## Exercise brief
Copy out each line exactly as it appears.

## Record set
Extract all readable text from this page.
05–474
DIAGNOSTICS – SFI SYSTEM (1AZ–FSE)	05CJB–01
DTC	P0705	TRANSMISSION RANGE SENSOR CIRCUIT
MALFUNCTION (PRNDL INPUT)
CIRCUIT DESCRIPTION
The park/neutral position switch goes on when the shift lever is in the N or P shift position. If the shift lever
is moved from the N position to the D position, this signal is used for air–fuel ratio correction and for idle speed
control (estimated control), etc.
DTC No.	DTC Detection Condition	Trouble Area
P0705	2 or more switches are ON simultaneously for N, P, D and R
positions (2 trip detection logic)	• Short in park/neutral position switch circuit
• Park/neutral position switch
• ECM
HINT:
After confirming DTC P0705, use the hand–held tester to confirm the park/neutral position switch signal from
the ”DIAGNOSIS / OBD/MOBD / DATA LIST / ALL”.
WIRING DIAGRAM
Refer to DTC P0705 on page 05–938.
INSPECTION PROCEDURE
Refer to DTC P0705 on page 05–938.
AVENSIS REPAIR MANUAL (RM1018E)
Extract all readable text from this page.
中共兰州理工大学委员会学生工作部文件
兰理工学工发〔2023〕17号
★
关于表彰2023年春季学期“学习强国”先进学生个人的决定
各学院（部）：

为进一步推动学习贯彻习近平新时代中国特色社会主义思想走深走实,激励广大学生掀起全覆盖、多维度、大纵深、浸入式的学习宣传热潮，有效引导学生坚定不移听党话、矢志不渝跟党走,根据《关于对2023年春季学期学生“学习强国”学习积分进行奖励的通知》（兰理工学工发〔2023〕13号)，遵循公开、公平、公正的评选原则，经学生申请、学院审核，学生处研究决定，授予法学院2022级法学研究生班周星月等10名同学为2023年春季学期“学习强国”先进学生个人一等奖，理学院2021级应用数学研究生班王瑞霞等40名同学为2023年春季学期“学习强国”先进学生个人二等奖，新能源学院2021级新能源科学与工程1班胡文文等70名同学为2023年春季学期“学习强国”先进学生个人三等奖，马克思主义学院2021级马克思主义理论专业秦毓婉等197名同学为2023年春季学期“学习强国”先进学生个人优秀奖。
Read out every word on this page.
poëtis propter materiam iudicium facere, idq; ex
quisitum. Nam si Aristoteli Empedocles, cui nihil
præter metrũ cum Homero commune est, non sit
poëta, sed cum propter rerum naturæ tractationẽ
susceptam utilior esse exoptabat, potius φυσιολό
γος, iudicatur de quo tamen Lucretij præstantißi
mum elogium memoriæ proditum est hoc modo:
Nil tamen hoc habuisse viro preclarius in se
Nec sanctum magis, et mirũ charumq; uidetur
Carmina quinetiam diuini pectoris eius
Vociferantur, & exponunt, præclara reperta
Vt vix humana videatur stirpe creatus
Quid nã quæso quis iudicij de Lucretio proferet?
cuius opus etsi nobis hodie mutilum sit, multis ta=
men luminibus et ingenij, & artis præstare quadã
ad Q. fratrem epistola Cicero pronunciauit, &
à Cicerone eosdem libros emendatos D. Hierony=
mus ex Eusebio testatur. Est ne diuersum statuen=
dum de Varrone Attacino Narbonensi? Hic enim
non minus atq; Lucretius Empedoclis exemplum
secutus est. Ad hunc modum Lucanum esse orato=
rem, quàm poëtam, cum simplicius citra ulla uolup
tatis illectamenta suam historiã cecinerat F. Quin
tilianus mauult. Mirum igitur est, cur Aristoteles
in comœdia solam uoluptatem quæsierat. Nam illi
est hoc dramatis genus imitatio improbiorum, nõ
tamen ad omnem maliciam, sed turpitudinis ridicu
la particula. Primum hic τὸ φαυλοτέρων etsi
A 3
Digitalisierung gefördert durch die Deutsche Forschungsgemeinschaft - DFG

## Result for this exercise
Extract all readable text from this page.
05–474
DIAGNOSTICS – SFI SYSTEM (1AZ–FSE)	05CJB–01
DTC	P0705	TRANSMISSION RANGE SENSOR CIRCUIT
MALFUNCTION (PRNDL INPUT)
CIRCUIT DESCRIPTION
The park/neutral position switch goes on when the shift lever is in the N or P shift position. If the shift lever
is moved from the N position to the D position, this signal is used for air–fuel ratio correction and for idle speed
control (estimated control), etc.
DTC No.	DTC Detection Condition	Trouble Area
P0705	2 or more switches are ON simultaneously for N, P, D and R
positions (2 trip detection logic)	• Short in park/neutral position switch circuit
• Park/neutral position switch
• ECM
HINT:
After confirming DTC P0705, use the hand–held tester to confirm the park/neutral position switch signal from
the ”DIAGNOSIS / OBD/MOBD / DATA LIST / ALL”.
WIRING DIAGRAM
Refer to DTC P0705 on page 05–938.
INSPECTION PROCEDURE
Refer to DTC P0705 on page 05–938.
AVENSIS REPAIR MANUAL (RM1018E)
Extract all readable text from this page.
中共兰州理工大学委员会学生工作部文件
兰理工学工发〔2023〕17号
★
关于表彰2023年春季学期“学习强国”先进学生个人的决定
各学院（部）：

为进一步推动学习贯彻习近平新时代中国特色社会主义思想走深走实,激励广大学生掀起全覆盖、多维度、大纵深、浸入式的学习宣传热潮，有效引导学生坚定不移听党话、矢志不渝跟党走,根据《关于对2023年春季学期学生“学习强国”学习积分进行奖励的通知》（兰理工学工发〔2023〕13号)，遵循公开、公平、公正的评选原则，经学生申请、学院审核，学生处研究决定，授予法学院2022级法学研究生班周星月等10名同学为2023年春季学期“学习强国”先进学生个人一等奖，理学院2021级应用数学研究生班王瑞霞等40名同学为2023年春季学期“学习强国”先进学生个人二等奖，新能源学院2021级新能源科学与工程1班胡文文等70名同学为2023年春季学期“学习强国”先进学生个人三等奖，马克思主义学院2021级马克思主义理论专业秦毓婉等197名同学为2023年春季学期“学习强国”先进学生个人优秀奖。
Read out every word on this page.
poëtis propter materiam iudicium facere, idq; ex
quisitum. Nam si Aristoteli Empedocles, cui nihil
præter metrũ cum Homero commune est, non sit
poëta, sed cum propter rerum naturæ tractationẽ
susceptam utilior esse exoptabat, potius φυσιολό
γος, iudicatur de quo tamen Lucretij præstantißi
mum elogium memoriæ proditum est hoc modo:
Nil tamen hoc habuisse viro preclarius in se
Nec sanctum magis, et mirũ charumq; uidetur
Carmina quinetiam diuini pectoris eius
Vociferantur, & exponunt, præclara reperta
Vt vix humana videatur stirpe creatus
Quid nã quæso quis iudicij de Lucretio proferet?
cuius opus etsi nobis hodie mutilum sit, multis ta=
men luminibus et ingenij, & artis præstare quadã
ad Q. fratrem epistola Cicero pronunciauit, &
à Cicerone eosdem libros emendatos D. Hierony=
mus ex Eusebio testatur. Est ne diuersum statuen=
dum de Varrone Attacino Narbonensi? Hic enim
non minus atq; Lucretius Empedoclis exemplum
secutus est. Ad hunc modum Lucanum esse orato=
rem, quàm poëtam, cum simplicius citra ulla uolup
tatis illectamenta suam historiã cecinerat F. Quin
tilianus mauult. Mirum igitur est, cur Aristoteles
in comœdia solam uoluptatem quæsierat. Nam illi
est hoc dramatis genus imitatio improbiorum, nõ
tamen ad omnem maliciam, sed turpitudinis ridicu
la particula. Primum hic τὸ φαυλοτέρων etsi
A 3
Digitalisierung gefördert durch die Deutsche Forschungsgemeinschaft - DFG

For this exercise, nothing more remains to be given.